##### MATERIAL PROVIDED

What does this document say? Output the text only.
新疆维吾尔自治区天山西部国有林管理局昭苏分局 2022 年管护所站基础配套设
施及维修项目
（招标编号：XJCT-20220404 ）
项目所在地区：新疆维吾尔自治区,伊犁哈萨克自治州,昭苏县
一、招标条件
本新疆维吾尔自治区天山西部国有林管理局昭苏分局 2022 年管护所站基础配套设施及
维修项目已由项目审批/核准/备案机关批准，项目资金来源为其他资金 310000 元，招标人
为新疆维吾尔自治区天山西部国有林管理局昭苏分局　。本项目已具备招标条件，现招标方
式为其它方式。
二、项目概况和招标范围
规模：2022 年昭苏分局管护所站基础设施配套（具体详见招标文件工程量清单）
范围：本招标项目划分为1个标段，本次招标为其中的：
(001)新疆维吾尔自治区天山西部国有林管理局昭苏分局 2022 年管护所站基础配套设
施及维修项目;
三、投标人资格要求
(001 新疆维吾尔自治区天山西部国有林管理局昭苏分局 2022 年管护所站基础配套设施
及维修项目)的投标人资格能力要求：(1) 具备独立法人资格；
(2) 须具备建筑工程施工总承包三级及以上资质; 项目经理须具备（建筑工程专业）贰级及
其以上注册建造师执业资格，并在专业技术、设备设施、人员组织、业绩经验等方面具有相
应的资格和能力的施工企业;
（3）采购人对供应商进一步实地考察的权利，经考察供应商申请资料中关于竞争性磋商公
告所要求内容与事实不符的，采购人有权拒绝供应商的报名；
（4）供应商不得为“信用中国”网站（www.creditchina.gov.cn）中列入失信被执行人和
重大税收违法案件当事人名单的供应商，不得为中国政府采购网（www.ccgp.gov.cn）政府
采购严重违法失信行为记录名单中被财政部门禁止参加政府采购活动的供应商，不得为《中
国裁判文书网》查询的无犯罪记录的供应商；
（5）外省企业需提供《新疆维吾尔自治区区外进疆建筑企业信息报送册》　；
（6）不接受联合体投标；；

##########

AIM OF THE TASK |
Please restate the data word for word, every record included.

FINAL RESULT |
What does this document say? Output the text only.
新疆维吾尔自治区天山西部国有林管理局昭苏分局 2022 年管护所站基础配套设
施及维修项目
（招标编号：XJCT-20220404 ）
项目所在地区：新疆维吾尔自治区,伊犁哈萨克自治州,昭苏县
一、招标条件
本新疆维吾尔自治区天山西部国有林管理局昭苏分局 2022 年管护所站基础配套设施及
维修项目已由项目审批/核准/备案机关批准，项目资金来源为其他资金 310000 元，招标人
为新疆维吾尔自治区天山西部国有林管理局昭苏分局　。本项目已具备招标条件，现招标方
式为其它方式。
二、项目概况和招标范围
规模：2022 年昭苏分局管护所站基础设施配套（具体详见招标文件工程量清单）
范围：本招标项目划分为1个标段，本次招标为其中的：
(001)新疆维吾尔自治区天山西部国有林管理局昭苏分局 2022 年管护所站基础配套设
施及维修项目;
三、投标人资格要求
(001 新疆维吾尔自治区天山西部国有林管理局昭苏分局 2022 年管护所站基础配套设施
及维修项目)的投标人资格能力要求：(1) 具备独立法人资格；
(2) 须具备建筑工程施工总承包三级及以上资质; 项目经理须具备（建筑工程专业）贰级及
其以上注册建造师执业资格，并在专业技术、设备设施、人员组织、业绩经验等方面具有相
应的资格和能力的施工企业;
（3）采购人对供应商进一步实地考察的权利，经考察供应商申请资料中关于竞争性磋商公
告所要求内容与事实不符的，采购人有权拒绝供应商的报名；
（4）供应商不得为“信用中国”网站（www.creditchina.gov.cn）中列入失信被执行人和
重大税收违法案件当事人名单的供应商，不得为中国政府采购网（www.ccgp.gov.cn）政府
采购严重违法失信行为记录名单中被财政部门禁止参加政府采购活动的供应商，不得为《中
国裁判文书网》查询的无犯罪记录的供应商；
（5）外省企业需提供《新疆维吾尔自治区区外进疆建筑企业信息报送册》　；
（6）不接受联合体投标；；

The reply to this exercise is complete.